**Task details**:
Copy whichever lines contain the string "alpha".

**Dataset rows**:
* START *

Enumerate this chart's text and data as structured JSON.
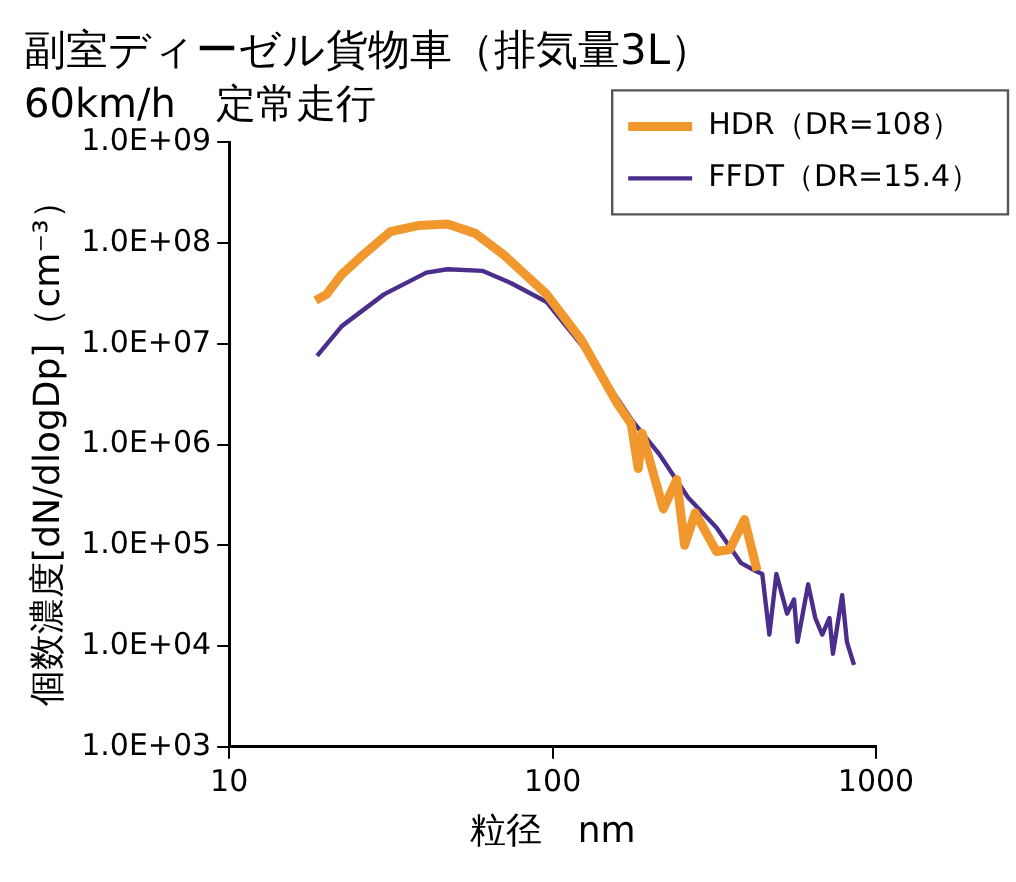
{
  "chart_data": {
    "type": "line",
    "title": "副室ディーゼル貨物車（排気量3L）",
    "subtitle": "60km/h　定常走行",
    "xlabel": "粒径　nm",
    "ylabel": "個数濃度[dN/dlogDp]（cm⁻³）",
    "log": "xy",
    "grid": false,
    "legend": "top right",
    "marker": "none",
    "line_style": "solid",
    "xlim": [
      10,
      1000
    ],
    "xticks": [
      10,
      100,
      1000
    ],
    "ylim": [
      1000,
      1000000000
    ],
    "yticks": [
      {
        "value": 1000,
        "label": "1.0E+03"
      },
      {
        "value": 10000,
        "label": "1.0E+04"
      },
      {
        "value": 100000,
        "label": "1.0E+05"
      },
      {
        "value": 1000000,
        "label": "1.0E+06"
      },
      {
        "value": 10000000,
        "label": "1.0E+07"
      },
      {
        "value": 100000000,
        "label": "1.0E+08"
      },
      {
        "value": 1000000000,
        "label": "1.0E+09"
      }
    ],
    "series": [
      {
        "name": "HDR（DR=108）",
        "color": "#f0982e",
        "x": [
          18.5,
          20,
          22.3,
          25.9,
          31.5,
          38.7,
          47.3,
          57.7,
          70.8,
          95.9,
          122.6,
          158,
          175,
          184,
          189,
          220,
          242,
          256,
          276,
          321,
          353,
          392,
          429
        ],
        "values": [
          27000000,
          31000000,
          49000000,
          76000000,
          130000000,
          150000000,
          155000000,
          125000000,
          76000000,
          31000000,
          11000000,
          2600000,
          1600000,
          580000,
          1300000,
          230000,
          450000,
          100000,
          210000,
          87000,
          91000,
          180000,
          56000
        ]
      },
      {
        "name": "FFDT（DR=15.4）",
        "color": "#4b2e8c",
        "x": [
          18.7,
          22.3,
          30.1,
          40.7,
          47.3,
          60.9,
          74.5,
          95.9,
          123,
          177,
          214,
          262,
          321,
          382,
          423,
          445,
          468,
          492,
          531,
          558,
          572,
          617,
          649,
          682,
          718,
          736,
          786,
          813,
          855
        ],
        "values": [
          7600000,
          15000000,
          31000000,
          51000000,
          55000000,
          53000000,
          40000000,
          26000000,
          9700000,
          1700000,
          800000,
          300000,
          150000,
          67000,
          56000,
          52000,
          13000,
          52000,
          21000,
          29000,
          11000,
          41000,
          19000,
          13000,
          19000,
          8400,
          32000,
          11000,
          6500
        ]
      }
    ]
  }
}
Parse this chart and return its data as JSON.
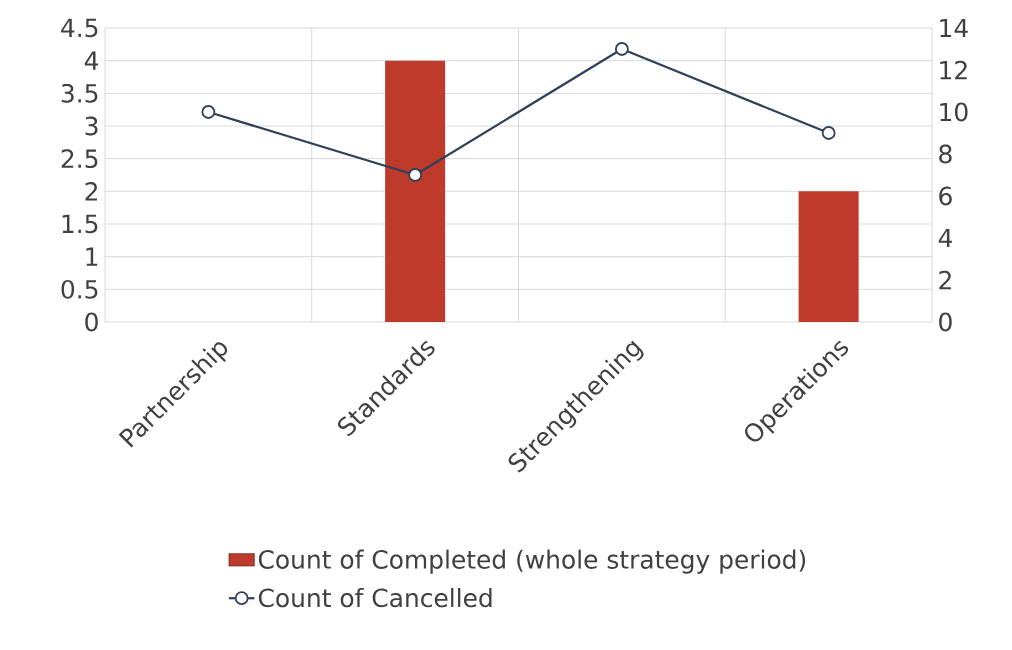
{
  "chart_data": {
    "type": "bar",
    "categories": [
      "Partnership",
      "Standards",
      "Strengthening",
      "Operations"
    ],
    "series": [
      {
        "name": "Count of Completed (whole strategy period)",
        "color": "#be3a2a",
        "values": [
          0,
          4,
          0,
          2
        ]
      },
      {
        "name": "Count of Cancelled",
        "type": "line",
        "axis": "y2",
        "color": "#2f4059",
        "values": [
          10,
          7,
          13,
          9
        ],
        "marker": "circle",
        "line_style": "solid"
      }
    ],
    "ylim": [
      0,
      4.5
    ],
    "yticks": [
      0,
      0.5,
      1,
      1.5,
      2,
      2.5,
      3,
      3.5,
      4,
      4.5
    ],
    "y2lim": [
      0,
      14
    ],
    "y2ticks": [
      0,
      2,
      4,
      6,
      8,
      10,
      12,
      14
    ],
    "grid": true,
    "legend": "bottom"
  }
}
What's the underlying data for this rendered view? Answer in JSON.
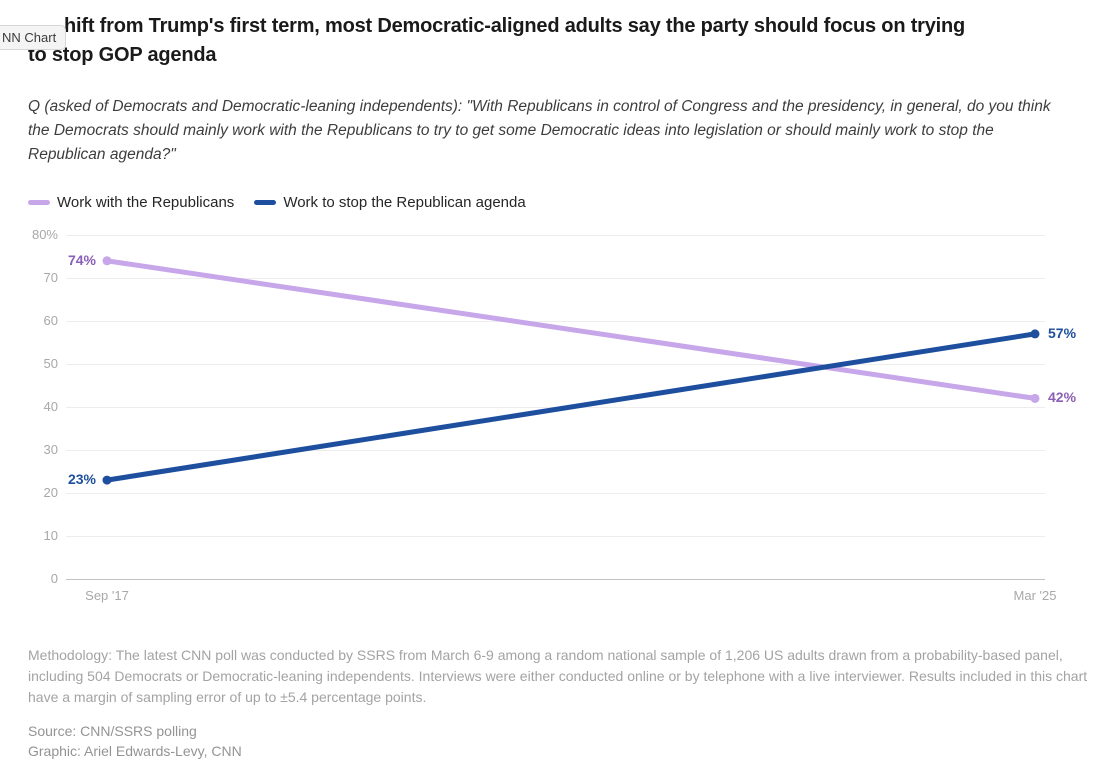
{
  "badge": {
    "label": "NN Chart"
  },
  "header": {
    "title_line1": "hift from Trump's first term, most Democratic-aligned adults say the party should focus on trying",
    "title_line2": "to stop GOP agenda",
    "question": "Q (asked of Democrats and Democratic-leaning independents): \"With Republicans in control of Congress and the presidency, in general, do you think the Democrats should mainly work with the Republicans to try to get some Democratic ideas into legislation or should mainly work to stop the Republican agenda?\""
  },
  "legend": {
    "items": [
      {
        "label": "Work with the Republicans",
        "color": "#c7a6ea"
      },
      {
        "label": "Work to stop the Republican agenda",
        "color": "#1e4f9e"
      }
    ]
  },
  "chart_data": {
    "type": "line",
    "x": [
      "Sep '17",
      "Mar '25"
    ],
    "series": [
      {
        "name": "Work with the Republicans",
        "values": [
          74,
          42
        ],
        "color": "#c7a6ea",
        "label_color": "#8b5fb5"
      },
      {
        "name": "Work to stop the Republican agenda",
        "values": [
          23,
          57
        ],
        "color": "#1e4f9e",
        "label_color": "#1e4f9e"
      }
    ],
    "ylim": [
      0,
      80
    ],
    "yticks": [
      {
        "v": 80,
        "label": "80%"
      },
      {
        "v": 70,
        "label": "70"
      },
      {
        "v": 60,
        "label": "60"
      },
      {
        "v": 50,
        "label": "50"
      },
      {
        "v": 40,
        "label": "40"
      },
      {
        "v": 30,
        "label": "30"
      },
      {
        "v": 20,
        "label": "20"
      },
      {
        "v": 10,
        "label": "10"
      },
      {
        "v": 0,
        "label": "0"
      }
    ],
    "grid": true,
    "legend_position": "top",
    "colors": {
      "grid": "#ededed",
      "zero_line": "#c2c2c2",
      "tick_text": "#a8a8a8"
    }
  },
  "footer": {
    "methodology": "Methodology: The latest CNN poll was conducted by SSRS from March 6-9 among a random national sample of 1,206 US adults drawn from a probability-based panel, including 504 Democrats or Democratic-leaning independents. Interviews were either conducted online or by telephone with a live interviewer. Results included in this chart have a margin of sampling error of up to ±5.4 percentage points.",
    "source": "Source: CNN/SSRS polling",
    "credit": "Graphic: Ariel Edwards-Levy, CNN"
  }
}
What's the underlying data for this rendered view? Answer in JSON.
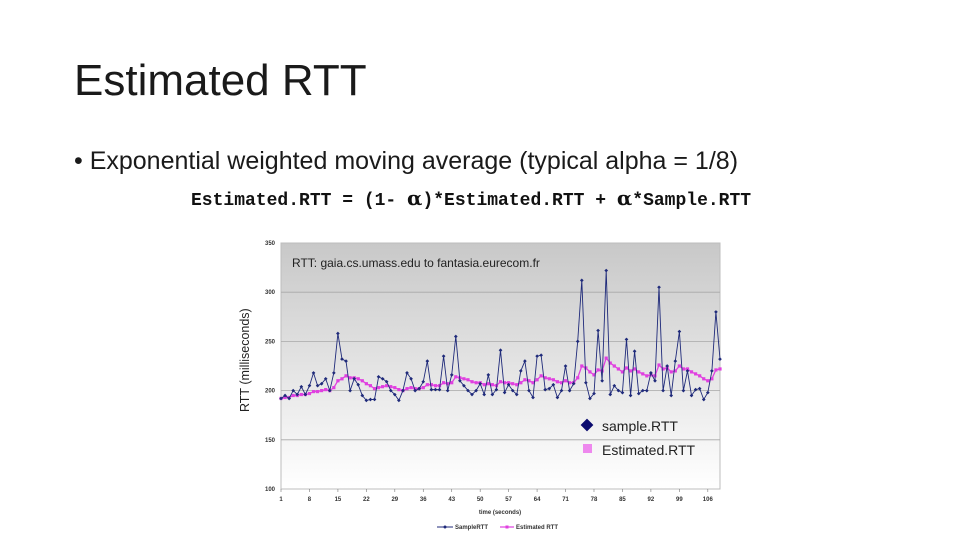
{
  "slide": {
    "title": "Estimated RTT",
    "bullet": "• Exponential weighted moving average (typical alpha = 1/8)",
    "formula": {
      "part1": "Estimated.RTT = (1- ",
      "alpha": "α",
      "part2": ")*Estimated.RTT + ",
      "part3": "*Sample.RTT"
    }
  },
  "chart_data": {
    "type": "line",
    "title": "RTT: gaia.cs.umass.edu to fantasia.eurecom.fr",
    "xlabel": "time (seconds)",
    "ylabel": "RTT (milliseconds)",
    "ylim": [
      100,
      350
    ],
    "xlim": [
      1,
      109
    ],
    "yticks": [
      100,
      150,
      200,
      250,
      300,
      350
    ],
    "xticks": [
      1,
      8,
      15,
      22,
      29,
      36,
      43,
      50,
      57,
      64,
      71,
      78,
      85,
      92,
      99,
      106
    ],
    "x": [
      1,
      2,
      3,
      4,
      5,
      6,
      7,
      8,
      9,
      10,
      11,
      12,
      13,
      14,
      15,
      16,
      17,
      18,
      19,
      20,
      21,
      22,
      23,
      24,
      25,
      26,
      27,
      28,
      29,
      30,
      31,
      32,
      33,
      34,
      35,
      36,
      37,
      38,
      39,
      40,
      41,
      42,
      43,
      44,
      45,
      46,
      47,
      48,
      49,
      50,
      51,
      52,
      53,
      54,
      55,
      56,
      57,
      58,
      59,
      60,
      61,
      62,
      63,
      64,
      65,
      66,
      67,
      68,
      69,
      70,
      71,
      72,
      73,
      74,
      75,
      76,
      77,
      78,
      79,
      80,
      81,
      82,
      83,
      84,
      85,
      86,
      87,
      88,
      89,
      90,
      91,
      92,
      93,
      94,
      95,
      96,
      97,
      98,
      99,
      100,
      101,
      102,
      103,
      104,
      105,
      106,
      107,
      108,
      109
    ],
    "series": [
      {
        "name": "sample.RTT",
        "color": "#1f2a7a",
        "values": [
          192,
          195,
          192,
          200,
          196,
          204,
          196,
          205,
          218,
          205,
          207,
          212,
          200,
          218,
          258,
          232,
          230,
          200,
          212,
          206,
          195,
          190,
          191,
          191,
          214,
          212,
          209,
          200,
          196,
          190,
          200,
          218,
          212,
          200,
          202,
          209,
          230,
          201,
          201,
          201,
          235,
          200,
          216,
          255,
          210,
          205,
          200,
          196,
          200,
          207,
          196,
          216,
          196,
          201,
          241,
          198,
          206,
          200,
          196,
          220,
          230,
          200,
          193,
          235,
          236,
          201,
          202,
          206,
          193,
          200,
          225,
          200,
          207,
          250,
          312,
          208,
          192,
          197,
          261,
          210,
          322,
          196,
          205,
          200,
          198,
          252,
          195,
          240,
          197,
          200,
          200,
          218,
          210,
          305,
          200,
          225,
          195,
          230,
          260,
          200,
          220,
          195,
          201,
          202,
          191,
          198,
          220,
          280,
          232
        ]
      },
      {
        "name": "Estimated.RTT",
        "color": "#e040e0",
        "values": [
          192,
          193,
          193,
          195,
          195,
          196,
          196,
          197,
          199,
          199,
          200,
          201,
          200,
          203,
          210,
          212,
          215,
          213,
          213,
          212,
          210,
          207,
          205,
          202,
          203,
          204,
          205,
          204,
          203,
          201,
          200,
          202,
          203,
          202,
          202,
          203,
          206,
          206,
          205,
          205,
          208,
          207,
          208,
          214,
          213,
          212,
          211,
          209,
          208,
          208,
          206,
          207,
          206,
          205,
          209,
          208,
          208,
          207,
          206,
          208,
          211,
          210,
          208,
          211,
          215,
          213,
          212,
          211,
          209,
          208,
          210,
          208,
          208,
          213,
          225,
          223,
          219,
          216,
          221,
          220,
          233,
          228,
          225,
          222,
          219,
          223,
          220,
          222,
          219,
          217,
          215,
          216,
          215,
          226,
          222,
          223,
          219,
          220,
          225,
          222,
          222,
          219,
          217,
          215,
          212,
          210,
          212,
          221,
          222
        ]
      }
    ],
    "legend": [
      "sample.RTT",
      "Estimated.RTT"
    ],
    "bottom_legend": [
      "SampleRTT",
      "Estimated RTT"
    ]
  }
}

* END *

**Answer to the task**:
    "bullet": "• Exponential weighted moving average (typical alpha = 1/8)",
      "alpha": "α",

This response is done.